**WRITTEN PROBLEM:**
Retype exactly the lines from the line with "OCR this image." to the end of the data, keeping both boundary lines.

**RECORDS PROVIDED:**

[start]

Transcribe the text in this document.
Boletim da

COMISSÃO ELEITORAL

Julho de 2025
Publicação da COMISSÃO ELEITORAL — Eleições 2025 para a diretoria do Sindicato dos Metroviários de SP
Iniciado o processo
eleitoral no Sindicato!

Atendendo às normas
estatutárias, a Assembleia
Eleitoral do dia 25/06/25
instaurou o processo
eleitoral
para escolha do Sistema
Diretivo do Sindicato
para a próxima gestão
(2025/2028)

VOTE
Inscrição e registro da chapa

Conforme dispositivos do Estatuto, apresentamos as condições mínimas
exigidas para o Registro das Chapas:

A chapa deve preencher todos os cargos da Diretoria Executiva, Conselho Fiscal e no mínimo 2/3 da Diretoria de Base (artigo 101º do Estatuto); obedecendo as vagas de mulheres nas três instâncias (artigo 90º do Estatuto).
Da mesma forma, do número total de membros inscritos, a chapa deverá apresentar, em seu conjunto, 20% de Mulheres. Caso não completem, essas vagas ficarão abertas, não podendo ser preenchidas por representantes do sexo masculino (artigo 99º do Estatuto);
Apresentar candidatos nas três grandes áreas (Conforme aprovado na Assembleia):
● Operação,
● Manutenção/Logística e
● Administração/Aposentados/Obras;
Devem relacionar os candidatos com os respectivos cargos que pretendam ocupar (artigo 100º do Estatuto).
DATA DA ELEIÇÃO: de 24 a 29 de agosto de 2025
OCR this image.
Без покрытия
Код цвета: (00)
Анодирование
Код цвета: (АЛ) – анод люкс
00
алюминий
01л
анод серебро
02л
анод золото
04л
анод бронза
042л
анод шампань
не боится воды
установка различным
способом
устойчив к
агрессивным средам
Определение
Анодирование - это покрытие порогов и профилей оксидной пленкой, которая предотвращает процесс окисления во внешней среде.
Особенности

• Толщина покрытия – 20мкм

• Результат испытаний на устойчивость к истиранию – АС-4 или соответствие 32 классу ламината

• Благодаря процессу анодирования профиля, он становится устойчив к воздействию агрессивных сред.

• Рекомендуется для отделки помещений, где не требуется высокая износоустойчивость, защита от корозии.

[end]

**FINAL ANSWER:**
OCR this image.
Без покрытия
Код цвета: (00)
Анодирование
Код цвета: (АЛ) – анод люкс
00
алюминий
01л
анод серебро
02л
анод золото
04л
анод бронза
042л
анод шампань
не боится воды
установка различным
способом
устойчив к
агрессивным средам
Определение
Анодирование - это покрытие порогов и профилей оксидной пленкой, которая предотвращает процесс окисления во внешней среде.
Особенности

• Толщина покрытия – 20мкм

• Результат испытаний на устойчивость к истиранию – АС-4 или соответствие 32 классу ламината

• Благодаря процессу анодирования профиля, он становится устойчив к воздействию агрессивных сред.

• Рекомендуется для отделки помещений, где не требуется высокая износоустойчивость, защита от корозии.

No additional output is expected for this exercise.